* _STATED PROBLEM_: Write out all entries word for word.

* _DATA PROVIDED_:

☆ ☆ ☆ ☆ ☆

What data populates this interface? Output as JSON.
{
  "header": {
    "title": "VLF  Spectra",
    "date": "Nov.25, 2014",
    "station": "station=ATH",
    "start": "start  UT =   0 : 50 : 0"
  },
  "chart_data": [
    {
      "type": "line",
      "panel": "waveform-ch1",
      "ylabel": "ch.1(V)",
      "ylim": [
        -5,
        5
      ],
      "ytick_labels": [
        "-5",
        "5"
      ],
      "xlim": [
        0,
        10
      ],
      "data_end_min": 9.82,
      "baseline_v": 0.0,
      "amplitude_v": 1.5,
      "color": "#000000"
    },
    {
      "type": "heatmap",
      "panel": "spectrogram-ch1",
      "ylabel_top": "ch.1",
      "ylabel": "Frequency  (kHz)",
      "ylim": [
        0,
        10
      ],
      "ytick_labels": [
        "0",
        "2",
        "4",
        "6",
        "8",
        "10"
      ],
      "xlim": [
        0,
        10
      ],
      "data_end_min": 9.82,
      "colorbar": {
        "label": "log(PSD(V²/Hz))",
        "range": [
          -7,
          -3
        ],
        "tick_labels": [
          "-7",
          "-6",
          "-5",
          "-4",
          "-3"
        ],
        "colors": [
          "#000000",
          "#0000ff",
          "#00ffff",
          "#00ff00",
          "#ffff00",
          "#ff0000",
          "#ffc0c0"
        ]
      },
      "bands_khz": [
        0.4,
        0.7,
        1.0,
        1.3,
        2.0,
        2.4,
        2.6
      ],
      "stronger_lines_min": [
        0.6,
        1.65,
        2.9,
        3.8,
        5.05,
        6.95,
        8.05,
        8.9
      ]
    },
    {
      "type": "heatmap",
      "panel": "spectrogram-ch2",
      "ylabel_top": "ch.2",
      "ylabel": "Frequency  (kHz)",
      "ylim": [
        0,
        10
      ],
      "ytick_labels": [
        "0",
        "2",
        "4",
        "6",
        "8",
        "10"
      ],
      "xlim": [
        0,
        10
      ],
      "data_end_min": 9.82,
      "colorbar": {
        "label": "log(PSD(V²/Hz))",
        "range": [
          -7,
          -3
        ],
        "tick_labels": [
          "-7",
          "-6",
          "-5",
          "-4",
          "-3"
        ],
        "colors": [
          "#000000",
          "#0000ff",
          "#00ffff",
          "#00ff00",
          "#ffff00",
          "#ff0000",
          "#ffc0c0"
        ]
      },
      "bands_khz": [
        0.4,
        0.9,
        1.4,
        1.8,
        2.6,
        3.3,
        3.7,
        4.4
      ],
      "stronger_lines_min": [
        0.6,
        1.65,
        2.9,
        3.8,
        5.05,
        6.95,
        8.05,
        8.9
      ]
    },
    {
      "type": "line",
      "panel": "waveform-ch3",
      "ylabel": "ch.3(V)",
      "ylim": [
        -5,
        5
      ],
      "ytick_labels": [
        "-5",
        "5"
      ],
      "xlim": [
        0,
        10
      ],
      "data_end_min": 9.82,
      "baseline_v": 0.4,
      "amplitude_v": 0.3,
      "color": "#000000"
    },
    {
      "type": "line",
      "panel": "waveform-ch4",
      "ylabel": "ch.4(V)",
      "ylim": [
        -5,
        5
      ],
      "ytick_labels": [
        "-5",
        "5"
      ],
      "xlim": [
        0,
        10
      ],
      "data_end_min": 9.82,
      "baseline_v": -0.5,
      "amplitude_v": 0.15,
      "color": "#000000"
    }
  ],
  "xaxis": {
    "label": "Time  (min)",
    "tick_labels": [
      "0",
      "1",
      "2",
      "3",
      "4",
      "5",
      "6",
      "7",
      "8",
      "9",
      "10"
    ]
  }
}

☆ ☆ ☆ ☆ ☆

* _CORRECT ANSWER_:
What data populates this interface? Output as JSON.
{
  "header": {
    "title": "VLF  Spectra",
    "date": "Nov.25, 2014",
    "station": "station=ATH",
    "start": "start  UT =   0 : 50 : 0"
  },
  "chart_data": [
    {
      "type": "line",
      "panel": "waveform-ch1",
      "ylabel": "ch.1(V)",
      "ylim": [
        -5,
        5
      ],
      "ytick_labels": [
        "-5",
        "5"
      ],
      "xlim": [
        0,
        10
      ],
      "data_end_min": 9.82,
      "baseline_v": 0.0,
      "amplitude_v": 1.5,
      "color": "#000000"
    },
    {
      "type": "heatmap",
      "panel": "spectrogram-ch1",
      "ylabel_top": "ch.1",
      "ylabel": "Frequency  (kHz)",
      "ylim": [
        0,
        10
      ],
      "ytick_labels": [
        "0",
        "2",
        "4",
        "6",
        "8",
        "10"
      ],
      "xlim": [
        0,
        10
      ],
      "data_end_min": 9.82,
      "colorbar": {
        "label": "log(PSD(V²/Hz))",
        "range": [
          -7,
          -3
        ],
        "tick_labels": [
          "-7",
          "-6",
          "-5",
          "-4",
          "-3"
        ],
        "colors": [
          "#000000",
          "#0000ff",
          "#00ffff",
          "#00ff00",
          "#ffff00",
          "#ff0000",
          "#ffc0c0"
        ]
      },
      "bands_khz": [
        0.4,
        0.7,
        1.0,
        1.3,
        2.0,
        2.4,
        2.6
      ],
      "stronger_lines_min": [
        0.6,
        1.65,
        2.9,
        3.8,
        5.05,
        6.95,
        8.05,
        8.9
      ]
    },
    {
      "type": "heatmap",
      "panel": "spectrogram-ch2",
      "ylabel_top": "ch.2",
      "ylabel": "Frequency  (kHz)",
      "ylim": [
        0,
        10
      ],
      "ytick_labels": [
        "0",
        "2",
        "4",
        "6",
        "8",
        "10"
      ],
      "xlim": [
        0,
        10
      ],
      "data_end_min": 9.82,
      "colorbar": {
        "label": "log(PSD(V²/Hz))",
        "range": [
          -7,
          -3
        ],
        "tick_labels": [
          "-7",
          "-6",
          "-5",
          "-4",
          "-3"
        ],
        "colors": [
          "#000000",
          "#0000ff",
          "#00ffff",
          "#00ff00",
          "#ffff00",
          "#ff0000",
          "#ffc0c0"
        ]
      },
      "bands_khz": [
        0.4,
        0.9,
        1.4,
        1.8,
        2.6,
        3.3,
        3.7,
        4.4
      ],
      "stronger_lines_min": [
        0.6,
        1.65,
        2.9,
        3.8,
        5.05,
        6.95,
        8.05,
        8.9
      ]
    },
    {
      "type": "line",
      "panel": "waveform-ch3",
      "ylabel": "ch.3(V)",
      "ylim": [
        -5,
        5
      ],
      "ytick_labels": [
        "-5",
        "5"
      ],
      "xlim": [
        0,
        10
      ],
      "data_end_min": 9.82,
      "baseline_v": 0.4,
      "amplitude_v": 0.3,
      "color": "#000000"
    },
    {
      "type": "line",
      "panel": "waveform-ch4",
      "ylabel": "ch.4(V)",
      "ylim": [
        -5,
        5
      ],
      "ytick_labels": [
        "-5",
        "5"
      ],
      "xlim": [
        0,
        10
      ],
      "data_end_min": 9.82,
      "baseline_v": -0.5,
      "amplitude_v": 0.15,
      "color": "#000000"
    }
  ],
  "xaxis": {
    "label": "Time  (min)",
    "tick_labels": [
      "0",
      "1",
      "2",
      "3",
      "4",
      "5",
      "6",
      "7",
      "8",
      "9",
      "10"
    ]
  }
}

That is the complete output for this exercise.